## DO THIS
Pick out all lines in the listing holding the string "Token" and copy them.

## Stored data
%%

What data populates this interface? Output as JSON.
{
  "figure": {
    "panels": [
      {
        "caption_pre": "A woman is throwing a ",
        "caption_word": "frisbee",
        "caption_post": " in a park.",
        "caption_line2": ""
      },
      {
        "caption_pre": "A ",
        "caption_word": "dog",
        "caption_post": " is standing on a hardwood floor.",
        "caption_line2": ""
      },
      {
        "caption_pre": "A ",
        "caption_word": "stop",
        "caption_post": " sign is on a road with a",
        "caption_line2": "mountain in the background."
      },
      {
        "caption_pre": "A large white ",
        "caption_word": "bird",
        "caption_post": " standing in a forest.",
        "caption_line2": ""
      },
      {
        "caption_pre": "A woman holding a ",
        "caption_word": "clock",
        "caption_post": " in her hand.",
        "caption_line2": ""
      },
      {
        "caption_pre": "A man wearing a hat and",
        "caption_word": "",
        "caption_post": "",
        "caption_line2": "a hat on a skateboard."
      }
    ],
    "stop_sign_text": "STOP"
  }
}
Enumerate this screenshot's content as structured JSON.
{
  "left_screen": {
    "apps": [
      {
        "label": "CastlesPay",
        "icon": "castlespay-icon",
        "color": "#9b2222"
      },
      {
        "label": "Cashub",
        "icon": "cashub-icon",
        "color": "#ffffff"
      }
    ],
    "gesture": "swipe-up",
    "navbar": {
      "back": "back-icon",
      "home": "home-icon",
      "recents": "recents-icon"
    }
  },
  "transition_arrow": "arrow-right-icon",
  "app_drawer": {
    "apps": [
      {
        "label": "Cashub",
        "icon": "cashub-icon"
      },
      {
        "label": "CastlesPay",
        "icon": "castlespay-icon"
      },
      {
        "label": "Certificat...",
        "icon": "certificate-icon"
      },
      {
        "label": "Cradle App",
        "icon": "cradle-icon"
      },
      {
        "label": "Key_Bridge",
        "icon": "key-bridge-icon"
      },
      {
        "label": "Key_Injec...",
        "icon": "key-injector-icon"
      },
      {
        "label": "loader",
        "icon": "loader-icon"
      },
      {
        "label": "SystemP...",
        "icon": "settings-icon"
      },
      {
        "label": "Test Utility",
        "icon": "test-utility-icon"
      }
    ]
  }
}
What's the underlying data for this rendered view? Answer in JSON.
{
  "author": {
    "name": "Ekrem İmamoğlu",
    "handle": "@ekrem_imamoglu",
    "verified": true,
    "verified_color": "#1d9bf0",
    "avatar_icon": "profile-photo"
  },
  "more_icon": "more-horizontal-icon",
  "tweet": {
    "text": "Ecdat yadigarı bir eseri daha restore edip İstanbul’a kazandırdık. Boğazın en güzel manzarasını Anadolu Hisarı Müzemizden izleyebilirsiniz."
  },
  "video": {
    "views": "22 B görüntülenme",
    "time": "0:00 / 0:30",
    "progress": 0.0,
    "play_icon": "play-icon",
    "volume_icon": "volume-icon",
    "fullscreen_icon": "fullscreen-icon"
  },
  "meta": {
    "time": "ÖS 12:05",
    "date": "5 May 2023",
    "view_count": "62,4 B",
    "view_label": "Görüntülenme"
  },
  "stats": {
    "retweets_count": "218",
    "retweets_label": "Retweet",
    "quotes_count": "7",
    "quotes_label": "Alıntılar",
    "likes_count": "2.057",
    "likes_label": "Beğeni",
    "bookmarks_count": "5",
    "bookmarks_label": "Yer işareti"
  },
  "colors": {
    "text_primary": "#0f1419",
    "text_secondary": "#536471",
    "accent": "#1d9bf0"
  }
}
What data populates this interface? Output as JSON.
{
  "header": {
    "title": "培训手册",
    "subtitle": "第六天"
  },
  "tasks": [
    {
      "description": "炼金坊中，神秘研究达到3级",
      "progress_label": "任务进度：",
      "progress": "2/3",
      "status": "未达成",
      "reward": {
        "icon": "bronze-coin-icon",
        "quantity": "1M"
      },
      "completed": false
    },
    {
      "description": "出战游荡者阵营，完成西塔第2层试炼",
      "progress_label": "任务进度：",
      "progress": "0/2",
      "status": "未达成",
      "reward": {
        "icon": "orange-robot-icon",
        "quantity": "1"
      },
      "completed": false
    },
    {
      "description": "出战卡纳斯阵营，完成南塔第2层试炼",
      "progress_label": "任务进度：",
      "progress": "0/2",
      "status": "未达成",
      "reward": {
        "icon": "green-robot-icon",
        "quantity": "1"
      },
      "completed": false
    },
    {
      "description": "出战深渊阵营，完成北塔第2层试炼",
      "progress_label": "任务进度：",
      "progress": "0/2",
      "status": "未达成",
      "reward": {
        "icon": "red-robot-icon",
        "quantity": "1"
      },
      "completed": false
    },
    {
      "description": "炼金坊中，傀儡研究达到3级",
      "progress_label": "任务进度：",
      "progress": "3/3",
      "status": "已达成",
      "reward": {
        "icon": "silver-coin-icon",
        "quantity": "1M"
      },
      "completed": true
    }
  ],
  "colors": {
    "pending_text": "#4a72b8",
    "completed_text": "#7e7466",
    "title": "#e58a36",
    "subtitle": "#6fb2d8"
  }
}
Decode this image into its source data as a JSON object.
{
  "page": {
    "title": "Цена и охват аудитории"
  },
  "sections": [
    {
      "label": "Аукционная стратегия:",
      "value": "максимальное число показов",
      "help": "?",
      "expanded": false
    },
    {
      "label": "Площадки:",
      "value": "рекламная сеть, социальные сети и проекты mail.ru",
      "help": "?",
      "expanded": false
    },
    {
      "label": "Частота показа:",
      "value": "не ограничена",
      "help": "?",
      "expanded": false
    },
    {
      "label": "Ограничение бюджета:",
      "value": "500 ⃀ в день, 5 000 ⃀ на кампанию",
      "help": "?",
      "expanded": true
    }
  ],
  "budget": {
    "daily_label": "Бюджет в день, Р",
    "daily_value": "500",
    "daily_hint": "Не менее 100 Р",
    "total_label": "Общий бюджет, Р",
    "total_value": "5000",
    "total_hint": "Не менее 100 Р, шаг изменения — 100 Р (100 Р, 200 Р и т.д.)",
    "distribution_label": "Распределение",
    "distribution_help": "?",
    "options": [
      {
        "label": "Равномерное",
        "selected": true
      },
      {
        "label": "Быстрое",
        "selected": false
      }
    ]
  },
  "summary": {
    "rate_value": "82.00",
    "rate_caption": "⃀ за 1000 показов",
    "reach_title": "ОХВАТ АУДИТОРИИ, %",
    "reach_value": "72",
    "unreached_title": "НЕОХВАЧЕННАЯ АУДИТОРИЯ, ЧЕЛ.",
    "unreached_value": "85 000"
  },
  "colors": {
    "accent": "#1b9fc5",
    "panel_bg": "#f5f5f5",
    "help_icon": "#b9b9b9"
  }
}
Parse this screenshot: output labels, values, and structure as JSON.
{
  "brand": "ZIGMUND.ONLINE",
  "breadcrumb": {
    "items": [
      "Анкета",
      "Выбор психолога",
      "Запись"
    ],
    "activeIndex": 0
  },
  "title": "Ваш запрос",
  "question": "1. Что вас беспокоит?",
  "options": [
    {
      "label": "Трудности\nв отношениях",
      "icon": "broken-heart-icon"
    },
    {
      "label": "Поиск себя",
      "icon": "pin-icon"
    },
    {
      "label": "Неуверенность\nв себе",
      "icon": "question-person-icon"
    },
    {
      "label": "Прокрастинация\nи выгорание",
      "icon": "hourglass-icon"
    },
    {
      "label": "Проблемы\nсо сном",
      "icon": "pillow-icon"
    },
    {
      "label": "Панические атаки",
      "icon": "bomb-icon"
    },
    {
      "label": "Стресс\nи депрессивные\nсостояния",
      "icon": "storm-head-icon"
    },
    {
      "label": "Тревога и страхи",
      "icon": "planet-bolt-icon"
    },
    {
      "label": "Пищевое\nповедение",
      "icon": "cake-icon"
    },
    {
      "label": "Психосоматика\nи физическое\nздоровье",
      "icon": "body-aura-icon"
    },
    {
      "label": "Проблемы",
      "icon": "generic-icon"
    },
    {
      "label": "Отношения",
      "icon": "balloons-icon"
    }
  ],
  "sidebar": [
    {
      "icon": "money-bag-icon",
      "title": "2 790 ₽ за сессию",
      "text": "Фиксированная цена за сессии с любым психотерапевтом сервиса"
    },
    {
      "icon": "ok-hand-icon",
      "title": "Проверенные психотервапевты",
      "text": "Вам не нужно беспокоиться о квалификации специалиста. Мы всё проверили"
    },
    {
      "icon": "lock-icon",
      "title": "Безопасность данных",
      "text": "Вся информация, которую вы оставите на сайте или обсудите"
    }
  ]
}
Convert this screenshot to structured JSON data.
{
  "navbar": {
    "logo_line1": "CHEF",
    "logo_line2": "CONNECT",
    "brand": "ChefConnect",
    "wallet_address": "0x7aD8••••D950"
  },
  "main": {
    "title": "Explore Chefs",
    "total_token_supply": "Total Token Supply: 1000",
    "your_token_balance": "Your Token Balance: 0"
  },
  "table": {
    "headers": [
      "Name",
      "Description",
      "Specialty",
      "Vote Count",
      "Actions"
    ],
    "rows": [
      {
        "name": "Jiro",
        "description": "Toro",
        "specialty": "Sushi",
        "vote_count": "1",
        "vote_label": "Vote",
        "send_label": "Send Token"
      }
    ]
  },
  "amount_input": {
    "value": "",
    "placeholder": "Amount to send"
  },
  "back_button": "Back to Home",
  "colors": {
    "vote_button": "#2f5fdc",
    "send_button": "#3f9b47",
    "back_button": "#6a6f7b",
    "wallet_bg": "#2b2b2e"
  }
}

%%

## REPLY
    "total_token_supply": "Total Token Supply: 1000",
    "your_token_balance": "Your Token Balance: 0"
        "send_label": "Send Token"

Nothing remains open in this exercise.